BEGIN Quoted passage

MARQUETTE — Mention the letters “A.I.” to Bob Stefanski, and he becomes really excited.

Stefanski, an entrepreneur and venture capital investor in Silicon Valley, talked about artificial intelligence Monday before the Economic Club of Marquette County at the Ramada Inn in Marquette.

He is co-founder of eLab Ventures, an early stage venture capital fund focused on technology. He graduated from Northern Michigan University with a major in computational mathematics, and holds a graduate degree in engineering and a law degree from the University of Michigan.

The focus of his talk was about that one particular technological wave of the future.

“A.I. may be the most important technology ever,” Stefanski said. “It can already drive a car better than a person can. It can manufacture goods better, faster, cheaper than humans.

“It’s on its way to being able to diagnose as well as, if not better than, doctors, oncologists, dermatologists. It can already read an MRI and find a cancer tumor in an MRI better than most radiologists.”

Artificial intelligence even has a place in stock trading, he said.

“More than 70 percent of all stock trades today are all computer-algorithmic trades, and increasingly that’s artificial intelligence,” Stefanski said. “A human being doesn’t make the decision, never touches anything. It just creates, and a lot of that is sort of micro-second trading where A.I. picks up an inefficiency in the market in a nanosecond, and trades and sells it again in a nanosecond.”

What’s more, through artificial intelligence, machines can learn.

Detailed in the MIT Technology Review in December, the program AlphaZero in 24 hours taught itself to play chess well enough to beat a top chess program.

The developer of AlphaZero, DeepMind, was acquired by Google in 2014, according to the DeepMind website.

“With A.I., it’s not rules-based anymore,” Stefanski said. “They’re now taking on more human cognitive-like capability. They can detect, learn, adapt to and make decisions based on patterns in data.”

END Quoted passage
BEGIN Raw data

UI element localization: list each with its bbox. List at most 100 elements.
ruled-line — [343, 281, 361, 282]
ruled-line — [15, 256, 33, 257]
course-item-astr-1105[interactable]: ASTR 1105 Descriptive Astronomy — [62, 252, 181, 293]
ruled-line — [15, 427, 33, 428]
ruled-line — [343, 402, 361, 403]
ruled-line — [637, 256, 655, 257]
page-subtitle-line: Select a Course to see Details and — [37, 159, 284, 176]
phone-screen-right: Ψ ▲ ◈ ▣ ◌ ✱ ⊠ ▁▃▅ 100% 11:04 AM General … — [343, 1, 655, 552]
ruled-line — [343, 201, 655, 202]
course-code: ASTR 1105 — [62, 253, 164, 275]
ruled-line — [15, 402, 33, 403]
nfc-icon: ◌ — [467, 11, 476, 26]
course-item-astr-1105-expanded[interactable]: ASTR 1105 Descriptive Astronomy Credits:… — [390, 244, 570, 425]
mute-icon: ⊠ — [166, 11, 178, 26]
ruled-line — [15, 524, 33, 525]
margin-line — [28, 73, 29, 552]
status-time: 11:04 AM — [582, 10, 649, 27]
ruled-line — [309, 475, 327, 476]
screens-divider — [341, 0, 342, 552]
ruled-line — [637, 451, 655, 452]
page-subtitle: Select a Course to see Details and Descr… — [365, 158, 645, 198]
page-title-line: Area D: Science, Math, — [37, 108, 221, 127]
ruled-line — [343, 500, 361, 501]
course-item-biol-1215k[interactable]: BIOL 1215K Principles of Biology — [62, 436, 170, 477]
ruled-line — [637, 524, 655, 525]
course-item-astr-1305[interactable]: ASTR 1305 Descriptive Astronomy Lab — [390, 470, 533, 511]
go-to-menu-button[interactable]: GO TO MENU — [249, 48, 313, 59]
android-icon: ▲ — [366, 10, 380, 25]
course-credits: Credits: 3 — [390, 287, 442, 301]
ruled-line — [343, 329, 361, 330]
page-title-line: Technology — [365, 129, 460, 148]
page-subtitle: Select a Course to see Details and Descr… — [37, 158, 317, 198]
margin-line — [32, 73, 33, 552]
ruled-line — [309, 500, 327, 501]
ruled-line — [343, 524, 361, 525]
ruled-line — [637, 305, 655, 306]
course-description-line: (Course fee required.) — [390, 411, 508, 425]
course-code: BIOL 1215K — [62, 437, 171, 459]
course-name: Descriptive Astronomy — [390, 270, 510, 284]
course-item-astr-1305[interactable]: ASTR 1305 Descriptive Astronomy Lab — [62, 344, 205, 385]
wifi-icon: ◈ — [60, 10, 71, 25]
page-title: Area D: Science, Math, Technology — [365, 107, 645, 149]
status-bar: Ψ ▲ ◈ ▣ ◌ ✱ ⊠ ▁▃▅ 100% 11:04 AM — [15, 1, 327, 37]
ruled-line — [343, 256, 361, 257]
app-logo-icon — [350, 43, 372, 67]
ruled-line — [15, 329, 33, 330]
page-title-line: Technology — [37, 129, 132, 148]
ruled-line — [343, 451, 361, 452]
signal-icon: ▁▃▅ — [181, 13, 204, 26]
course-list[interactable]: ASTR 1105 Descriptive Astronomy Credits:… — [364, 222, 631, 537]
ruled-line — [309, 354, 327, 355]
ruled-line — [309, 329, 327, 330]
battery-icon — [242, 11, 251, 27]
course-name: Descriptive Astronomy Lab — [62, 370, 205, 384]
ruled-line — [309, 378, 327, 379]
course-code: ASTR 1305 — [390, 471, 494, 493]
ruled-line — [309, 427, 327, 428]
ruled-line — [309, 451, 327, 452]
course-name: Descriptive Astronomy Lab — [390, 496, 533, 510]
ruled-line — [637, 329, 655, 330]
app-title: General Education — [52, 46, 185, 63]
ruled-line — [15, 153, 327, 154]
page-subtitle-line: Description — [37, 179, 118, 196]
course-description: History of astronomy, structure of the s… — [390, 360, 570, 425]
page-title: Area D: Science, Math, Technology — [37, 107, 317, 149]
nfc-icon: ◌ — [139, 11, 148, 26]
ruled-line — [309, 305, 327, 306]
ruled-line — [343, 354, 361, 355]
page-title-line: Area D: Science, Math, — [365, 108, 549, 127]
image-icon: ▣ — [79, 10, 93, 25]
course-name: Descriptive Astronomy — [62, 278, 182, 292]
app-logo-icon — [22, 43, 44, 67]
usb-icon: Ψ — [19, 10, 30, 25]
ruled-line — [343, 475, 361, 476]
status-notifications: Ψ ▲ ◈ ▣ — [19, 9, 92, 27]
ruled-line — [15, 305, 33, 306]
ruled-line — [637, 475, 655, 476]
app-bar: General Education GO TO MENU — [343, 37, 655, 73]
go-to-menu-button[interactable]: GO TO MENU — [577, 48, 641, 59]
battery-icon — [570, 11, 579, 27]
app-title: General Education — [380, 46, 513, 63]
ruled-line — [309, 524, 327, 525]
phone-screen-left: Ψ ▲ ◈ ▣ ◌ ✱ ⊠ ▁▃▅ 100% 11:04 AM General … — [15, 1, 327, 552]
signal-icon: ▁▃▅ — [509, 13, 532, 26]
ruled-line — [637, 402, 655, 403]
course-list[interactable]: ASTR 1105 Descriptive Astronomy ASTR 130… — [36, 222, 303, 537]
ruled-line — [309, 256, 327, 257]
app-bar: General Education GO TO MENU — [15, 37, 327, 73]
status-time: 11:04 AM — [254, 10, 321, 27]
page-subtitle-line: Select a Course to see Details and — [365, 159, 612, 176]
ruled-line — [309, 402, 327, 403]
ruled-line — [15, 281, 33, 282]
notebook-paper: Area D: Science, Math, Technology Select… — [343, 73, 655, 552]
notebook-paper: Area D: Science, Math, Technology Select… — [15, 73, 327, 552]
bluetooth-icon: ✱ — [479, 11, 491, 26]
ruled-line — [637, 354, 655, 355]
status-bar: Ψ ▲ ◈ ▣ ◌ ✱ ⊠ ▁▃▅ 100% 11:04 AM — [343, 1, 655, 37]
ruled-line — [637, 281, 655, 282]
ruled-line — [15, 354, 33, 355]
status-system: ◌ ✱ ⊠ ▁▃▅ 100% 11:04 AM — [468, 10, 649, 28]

END Raw data

■ Requirement 1
Transcribe the passage of the article on Stefanski's A.I. talk from "Artificial intelligence even" up to and including "top chess program.".
■ Requirement 2
List every medical profession that the article on Stefanski's A.I. talk compares A.I. against.

■ Output 1
Artificial intelligence even has a place in stock trading, he said.

“More than 70 percent of all stock trades today are all computer-algorithmic trades, and increasingly that’s artificial intelligence,” Stefanski said. “A human being doesn’t make the decision, never touches anything. It just creates, and a lot of that is sort of micro-second trading where A.I. picks up an inefficiency in the market in a nanosecond, and trades and sells it again in a nanosecond.”

What’s more, through artificial intelligence, machines can learn.

Detailed in the MIT Technology Review in December, the program AlphaZero in 24 hours taught itself to play chess well enough to beat a top chess program.

■ Output 2
- doctors
- oncologists
- dermatologists
- radiologists